STATED TASK: Search the entries for the word "girls" and pull out each line that has it.

-- Start of DATA PROVIDED --

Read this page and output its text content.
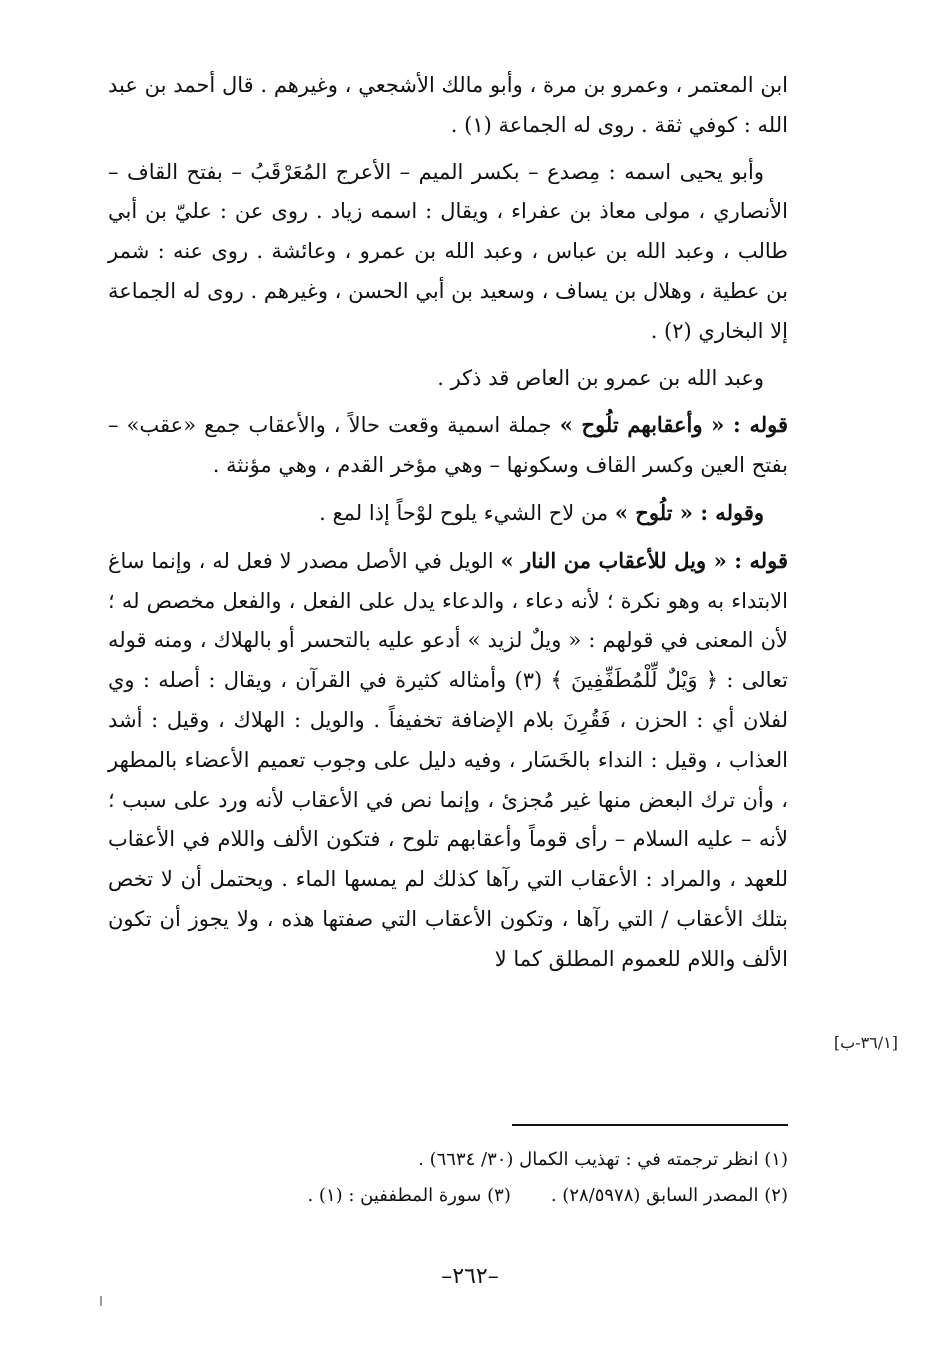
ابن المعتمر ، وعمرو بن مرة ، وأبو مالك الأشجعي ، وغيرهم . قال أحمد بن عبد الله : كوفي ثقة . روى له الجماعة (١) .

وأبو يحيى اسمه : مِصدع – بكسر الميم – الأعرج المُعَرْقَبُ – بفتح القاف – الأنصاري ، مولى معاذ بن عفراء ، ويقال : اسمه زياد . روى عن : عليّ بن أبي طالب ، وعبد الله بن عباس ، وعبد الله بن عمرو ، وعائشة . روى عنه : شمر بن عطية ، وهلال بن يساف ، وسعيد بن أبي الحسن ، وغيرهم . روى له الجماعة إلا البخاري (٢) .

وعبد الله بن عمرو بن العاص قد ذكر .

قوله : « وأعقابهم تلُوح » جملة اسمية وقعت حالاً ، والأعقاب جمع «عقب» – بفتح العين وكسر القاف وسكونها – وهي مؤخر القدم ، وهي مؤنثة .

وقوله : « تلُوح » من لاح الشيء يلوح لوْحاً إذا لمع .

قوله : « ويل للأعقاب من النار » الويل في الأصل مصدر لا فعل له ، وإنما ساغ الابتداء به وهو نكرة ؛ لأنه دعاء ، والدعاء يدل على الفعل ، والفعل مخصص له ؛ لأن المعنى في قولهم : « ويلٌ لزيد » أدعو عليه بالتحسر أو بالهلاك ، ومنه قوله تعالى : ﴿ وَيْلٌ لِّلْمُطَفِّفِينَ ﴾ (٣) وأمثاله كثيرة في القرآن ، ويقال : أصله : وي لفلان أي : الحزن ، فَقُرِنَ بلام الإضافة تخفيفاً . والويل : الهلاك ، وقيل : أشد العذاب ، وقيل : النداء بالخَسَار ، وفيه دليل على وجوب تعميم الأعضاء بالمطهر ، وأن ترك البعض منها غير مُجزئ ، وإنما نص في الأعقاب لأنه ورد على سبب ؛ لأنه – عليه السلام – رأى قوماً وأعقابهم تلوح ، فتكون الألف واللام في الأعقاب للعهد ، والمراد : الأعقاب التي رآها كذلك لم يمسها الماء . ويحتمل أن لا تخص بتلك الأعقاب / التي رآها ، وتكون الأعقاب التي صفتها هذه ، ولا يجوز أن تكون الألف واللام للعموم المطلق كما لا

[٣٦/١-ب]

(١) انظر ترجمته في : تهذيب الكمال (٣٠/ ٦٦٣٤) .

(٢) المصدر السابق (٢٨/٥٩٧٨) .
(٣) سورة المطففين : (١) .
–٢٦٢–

-- End of DATA PROVIDED --
-- Start of DATA PROVIDED --

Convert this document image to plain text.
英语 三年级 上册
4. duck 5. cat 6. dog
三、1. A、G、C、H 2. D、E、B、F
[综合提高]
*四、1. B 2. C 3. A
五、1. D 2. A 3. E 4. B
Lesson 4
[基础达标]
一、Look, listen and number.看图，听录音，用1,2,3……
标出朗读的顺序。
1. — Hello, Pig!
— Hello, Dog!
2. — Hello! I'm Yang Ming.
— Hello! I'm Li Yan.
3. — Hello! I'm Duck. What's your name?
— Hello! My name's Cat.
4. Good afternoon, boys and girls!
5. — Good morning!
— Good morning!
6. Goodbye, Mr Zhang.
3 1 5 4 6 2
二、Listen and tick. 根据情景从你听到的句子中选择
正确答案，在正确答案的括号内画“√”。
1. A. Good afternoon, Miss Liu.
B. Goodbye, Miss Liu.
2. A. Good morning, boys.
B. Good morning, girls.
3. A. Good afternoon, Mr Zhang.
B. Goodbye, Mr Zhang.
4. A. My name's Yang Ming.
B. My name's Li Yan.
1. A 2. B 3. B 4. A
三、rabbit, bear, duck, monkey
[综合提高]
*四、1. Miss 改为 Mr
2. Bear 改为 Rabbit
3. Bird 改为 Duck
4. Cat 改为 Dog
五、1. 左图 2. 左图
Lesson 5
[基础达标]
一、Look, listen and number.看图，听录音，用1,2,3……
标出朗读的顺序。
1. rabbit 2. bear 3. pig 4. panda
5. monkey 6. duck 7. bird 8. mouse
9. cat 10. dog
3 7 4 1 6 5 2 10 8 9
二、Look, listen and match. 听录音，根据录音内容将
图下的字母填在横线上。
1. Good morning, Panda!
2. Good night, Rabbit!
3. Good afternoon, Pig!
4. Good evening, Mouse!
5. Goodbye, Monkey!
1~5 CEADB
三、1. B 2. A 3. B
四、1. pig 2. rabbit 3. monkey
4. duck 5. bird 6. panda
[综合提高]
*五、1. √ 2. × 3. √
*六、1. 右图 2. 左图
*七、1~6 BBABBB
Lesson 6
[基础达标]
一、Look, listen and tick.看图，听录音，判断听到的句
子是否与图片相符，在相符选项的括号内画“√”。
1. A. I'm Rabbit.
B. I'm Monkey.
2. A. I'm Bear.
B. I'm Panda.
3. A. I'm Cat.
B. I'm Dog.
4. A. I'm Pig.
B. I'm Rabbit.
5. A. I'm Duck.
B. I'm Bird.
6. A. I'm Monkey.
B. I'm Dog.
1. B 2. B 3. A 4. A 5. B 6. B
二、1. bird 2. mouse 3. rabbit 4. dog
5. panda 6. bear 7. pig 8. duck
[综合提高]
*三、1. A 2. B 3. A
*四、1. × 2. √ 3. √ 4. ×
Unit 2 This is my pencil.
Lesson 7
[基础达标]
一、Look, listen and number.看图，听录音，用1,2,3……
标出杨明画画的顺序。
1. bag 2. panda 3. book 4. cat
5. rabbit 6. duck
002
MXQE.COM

-- End of DATA PROVIDED --

COMPLETED EXERCISE:
4. Good afternoon, boys and girls!
B. Good morning, girls.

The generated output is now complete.